SET TASKS:
1. Reproduce the part of the SSH reconnection commit between "retry_create_process_intervall = 5." and "self.timeout and float(self.timeout)", inclusive.
2. Translate the title of the SSH reconnection commit, "Re-connect to SSH server when connection is broken," into Spanish.

DOCUMENT SECTION:
************
Re-connect to SSH server when connection is broken

Change-Id: Ifac16b1cc7fbc10ce01ee7f5346ddfe86de9fee7
This commit is contained in:
Federico Ressi 2020-08-05 14:43:37 +02:00
parent afa575291d
commit ab3debf791
5 changed files with 156 additions and 87 deletions

View File

@ -15,8 +15,6 @@
# under the License.
from __future__ import absolute_import
import time
from oslo_log import log
import paramiko
@ -76,7 +74,8 @@ class SSHShellProcessParameters(_process.ShellProcessParameters):
class SSHShellProcessFixture(_process.ShellProcessFixture):
retry_create_process_count = 3
retry_create_process_intervall = 1.
retry_create_process_intervall = 5.
retry_create_process_timeout = 120.
def init_parameters(self, **kwargs):
return SSHShellProcessParameters(**kwargs)
@ -91,48 +90,41 @@ class SSHShellProcessFixture(_process.ShellProcessFixture):
tobiko.check_valid_type(parameters, SSHShellProcessParameters)
environment = parameters.environment
retry_count = self.retry_create_process_count
for retry_number in range(1, retry_count + 1):
timeout = self.timeout and float(self.timeout)
LOG.debug("Executing remote command: %r (login=%r, timeout=%r, "
************
ROWS:
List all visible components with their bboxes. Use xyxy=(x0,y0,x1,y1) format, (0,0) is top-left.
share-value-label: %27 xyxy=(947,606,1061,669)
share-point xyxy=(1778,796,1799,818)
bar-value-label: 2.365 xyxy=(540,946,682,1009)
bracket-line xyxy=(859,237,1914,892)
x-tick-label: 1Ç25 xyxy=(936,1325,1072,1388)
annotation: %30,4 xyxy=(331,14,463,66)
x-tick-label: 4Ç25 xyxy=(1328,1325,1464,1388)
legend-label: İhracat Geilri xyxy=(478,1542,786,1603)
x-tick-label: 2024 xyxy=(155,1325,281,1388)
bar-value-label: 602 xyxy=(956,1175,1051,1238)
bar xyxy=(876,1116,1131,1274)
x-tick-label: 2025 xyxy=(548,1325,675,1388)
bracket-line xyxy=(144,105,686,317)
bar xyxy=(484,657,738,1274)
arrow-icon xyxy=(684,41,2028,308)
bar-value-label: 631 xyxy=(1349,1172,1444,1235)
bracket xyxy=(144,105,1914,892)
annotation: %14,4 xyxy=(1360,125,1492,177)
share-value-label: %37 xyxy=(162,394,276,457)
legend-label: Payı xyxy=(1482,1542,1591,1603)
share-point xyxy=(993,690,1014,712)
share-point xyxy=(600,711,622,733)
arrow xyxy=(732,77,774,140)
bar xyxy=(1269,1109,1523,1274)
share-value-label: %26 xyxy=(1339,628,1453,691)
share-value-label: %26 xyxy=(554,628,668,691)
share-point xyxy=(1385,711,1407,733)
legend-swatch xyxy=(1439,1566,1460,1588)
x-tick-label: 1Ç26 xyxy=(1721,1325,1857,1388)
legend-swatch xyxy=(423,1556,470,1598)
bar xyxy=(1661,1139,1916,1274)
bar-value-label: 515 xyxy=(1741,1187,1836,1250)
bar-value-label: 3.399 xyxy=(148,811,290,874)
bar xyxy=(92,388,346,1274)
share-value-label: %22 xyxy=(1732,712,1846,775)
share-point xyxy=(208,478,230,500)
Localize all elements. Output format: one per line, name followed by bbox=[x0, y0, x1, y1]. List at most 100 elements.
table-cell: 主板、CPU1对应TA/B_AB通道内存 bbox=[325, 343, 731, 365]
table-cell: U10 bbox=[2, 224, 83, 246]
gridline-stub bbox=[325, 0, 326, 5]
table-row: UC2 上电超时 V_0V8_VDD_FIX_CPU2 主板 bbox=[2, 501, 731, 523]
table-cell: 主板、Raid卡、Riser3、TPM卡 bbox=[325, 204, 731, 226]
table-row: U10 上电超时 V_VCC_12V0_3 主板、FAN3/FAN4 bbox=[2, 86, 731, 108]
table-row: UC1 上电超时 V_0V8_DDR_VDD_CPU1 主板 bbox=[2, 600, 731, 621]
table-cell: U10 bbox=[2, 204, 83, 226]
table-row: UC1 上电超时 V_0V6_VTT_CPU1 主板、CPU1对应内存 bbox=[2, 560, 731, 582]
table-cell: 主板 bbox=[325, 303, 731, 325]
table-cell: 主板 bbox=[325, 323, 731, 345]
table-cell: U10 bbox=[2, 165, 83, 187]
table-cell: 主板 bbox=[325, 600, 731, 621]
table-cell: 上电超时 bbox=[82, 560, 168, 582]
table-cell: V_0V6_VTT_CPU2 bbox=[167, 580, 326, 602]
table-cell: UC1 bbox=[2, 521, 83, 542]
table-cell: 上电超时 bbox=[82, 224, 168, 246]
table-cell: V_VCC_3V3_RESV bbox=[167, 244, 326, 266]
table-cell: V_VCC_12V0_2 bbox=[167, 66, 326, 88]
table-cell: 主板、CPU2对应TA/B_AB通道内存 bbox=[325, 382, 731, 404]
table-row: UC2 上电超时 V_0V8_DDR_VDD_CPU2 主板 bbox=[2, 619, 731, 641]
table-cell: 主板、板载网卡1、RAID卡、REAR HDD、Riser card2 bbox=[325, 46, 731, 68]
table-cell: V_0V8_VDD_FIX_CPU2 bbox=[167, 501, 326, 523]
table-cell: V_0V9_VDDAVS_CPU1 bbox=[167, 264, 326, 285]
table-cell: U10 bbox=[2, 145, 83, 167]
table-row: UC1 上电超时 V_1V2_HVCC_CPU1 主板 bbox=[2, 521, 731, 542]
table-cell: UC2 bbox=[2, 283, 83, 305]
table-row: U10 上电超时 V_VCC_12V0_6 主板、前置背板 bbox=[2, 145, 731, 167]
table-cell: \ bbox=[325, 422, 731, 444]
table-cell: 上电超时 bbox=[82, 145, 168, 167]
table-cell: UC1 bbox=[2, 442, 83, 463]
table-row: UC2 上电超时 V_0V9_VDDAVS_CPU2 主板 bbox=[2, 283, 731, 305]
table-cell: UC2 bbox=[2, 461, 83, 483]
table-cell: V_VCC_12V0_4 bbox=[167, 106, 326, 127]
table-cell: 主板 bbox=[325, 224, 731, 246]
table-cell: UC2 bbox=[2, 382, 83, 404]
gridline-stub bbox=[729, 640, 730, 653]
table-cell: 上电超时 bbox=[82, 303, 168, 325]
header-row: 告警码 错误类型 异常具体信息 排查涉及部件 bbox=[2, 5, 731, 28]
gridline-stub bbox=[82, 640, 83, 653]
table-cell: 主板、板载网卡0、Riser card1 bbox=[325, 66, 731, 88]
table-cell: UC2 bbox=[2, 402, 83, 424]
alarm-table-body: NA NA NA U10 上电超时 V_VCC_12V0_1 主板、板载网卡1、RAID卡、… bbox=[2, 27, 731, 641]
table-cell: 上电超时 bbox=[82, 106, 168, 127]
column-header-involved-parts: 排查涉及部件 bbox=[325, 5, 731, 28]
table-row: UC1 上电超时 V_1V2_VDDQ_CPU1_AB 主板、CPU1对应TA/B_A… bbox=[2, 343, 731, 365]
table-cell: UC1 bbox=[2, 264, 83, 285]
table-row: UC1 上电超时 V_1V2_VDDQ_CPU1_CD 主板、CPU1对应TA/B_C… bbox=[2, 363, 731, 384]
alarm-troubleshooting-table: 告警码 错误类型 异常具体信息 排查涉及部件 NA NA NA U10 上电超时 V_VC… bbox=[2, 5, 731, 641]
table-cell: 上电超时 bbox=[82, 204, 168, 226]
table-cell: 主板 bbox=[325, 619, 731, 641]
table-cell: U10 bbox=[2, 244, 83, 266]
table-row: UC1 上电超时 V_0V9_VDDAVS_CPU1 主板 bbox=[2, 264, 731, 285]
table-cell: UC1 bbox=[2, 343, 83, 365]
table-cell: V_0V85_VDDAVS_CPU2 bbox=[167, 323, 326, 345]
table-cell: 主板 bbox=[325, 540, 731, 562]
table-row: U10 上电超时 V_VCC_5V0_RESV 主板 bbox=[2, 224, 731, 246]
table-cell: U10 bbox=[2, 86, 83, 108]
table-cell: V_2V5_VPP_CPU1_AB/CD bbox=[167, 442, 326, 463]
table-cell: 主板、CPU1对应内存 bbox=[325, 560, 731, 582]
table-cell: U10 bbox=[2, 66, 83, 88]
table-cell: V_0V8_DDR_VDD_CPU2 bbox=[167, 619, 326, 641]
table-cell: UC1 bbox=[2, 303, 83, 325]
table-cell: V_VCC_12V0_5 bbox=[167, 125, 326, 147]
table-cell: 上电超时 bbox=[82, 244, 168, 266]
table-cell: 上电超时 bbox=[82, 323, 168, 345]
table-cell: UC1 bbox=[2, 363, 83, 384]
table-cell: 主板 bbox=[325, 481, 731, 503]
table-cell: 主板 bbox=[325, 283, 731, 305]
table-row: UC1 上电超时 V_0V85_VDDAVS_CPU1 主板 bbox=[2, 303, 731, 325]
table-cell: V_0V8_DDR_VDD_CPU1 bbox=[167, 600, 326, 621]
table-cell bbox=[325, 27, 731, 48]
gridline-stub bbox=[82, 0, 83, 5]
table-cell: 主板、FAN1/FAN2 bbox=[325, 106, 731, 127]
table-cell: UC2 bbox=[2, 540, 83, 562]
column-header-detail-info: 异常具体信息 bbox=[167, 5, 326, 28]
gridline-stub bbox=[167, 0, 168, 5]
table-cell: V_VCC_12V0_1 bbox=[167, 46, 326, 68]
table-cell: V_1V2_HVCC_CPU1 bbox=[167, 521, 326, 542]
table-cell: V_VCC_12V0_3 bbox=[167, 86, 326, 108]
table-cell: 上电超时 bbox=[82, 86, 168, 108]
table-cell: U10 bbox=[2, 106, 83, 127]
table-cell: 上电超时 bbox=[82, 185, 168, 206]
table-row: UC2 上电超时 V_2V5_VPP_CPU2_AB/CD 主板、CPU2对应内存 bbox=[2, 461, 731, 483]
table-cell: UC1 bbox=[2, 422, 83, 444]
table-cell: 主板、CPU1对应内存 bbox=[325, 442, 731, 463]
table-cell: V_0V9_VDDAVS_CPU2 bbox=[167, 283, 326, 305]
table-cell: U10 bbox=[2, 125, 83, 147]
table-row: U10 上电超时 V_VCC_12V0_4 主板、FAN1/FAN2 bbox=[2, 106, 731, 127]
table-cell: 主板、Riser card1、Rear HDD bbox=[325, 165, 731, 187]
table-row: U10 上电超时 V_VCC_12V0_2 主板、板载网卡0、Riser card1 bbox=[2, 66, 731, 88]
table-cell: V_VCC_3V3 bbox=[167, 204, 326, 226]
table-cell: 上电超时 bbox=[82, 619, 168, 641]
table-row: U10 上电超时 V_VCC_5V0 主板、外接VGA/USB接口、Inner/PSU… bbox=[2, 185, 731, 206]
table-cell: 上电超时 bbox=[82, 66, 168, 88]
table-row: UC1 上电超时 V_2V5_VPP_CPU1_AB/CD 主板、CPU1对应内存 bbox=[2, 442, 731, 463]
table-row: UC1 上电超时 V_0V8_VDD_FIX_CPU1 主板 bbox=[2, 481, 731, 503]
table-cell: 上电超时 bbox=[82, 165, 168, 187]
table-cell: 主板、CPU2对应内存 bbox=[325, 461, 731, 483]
************
LIST OF SOLUTIONS:
1.
retry_create_process_intervall = 5.
retry_create_process_timeout = 120.
def init_parameters(self, **kwargs):
return SSHShellProcessParameters(**kwargs)
@ -91,48 +90,41 @@ class SSHShellProcessFixture(_process.ShellProcessFixture):
tobiko.check_valid_type(parameters, SSHShellProcessParameters)
environment = parameters.environment
retry_count = self.retry_create_process_count
for retry_number in range(1, retry_count + 1):
timeout = self.timeout and float(self.timeout)

2. Volver a conectarse al servidor SSH cuando se interrumpe la conexión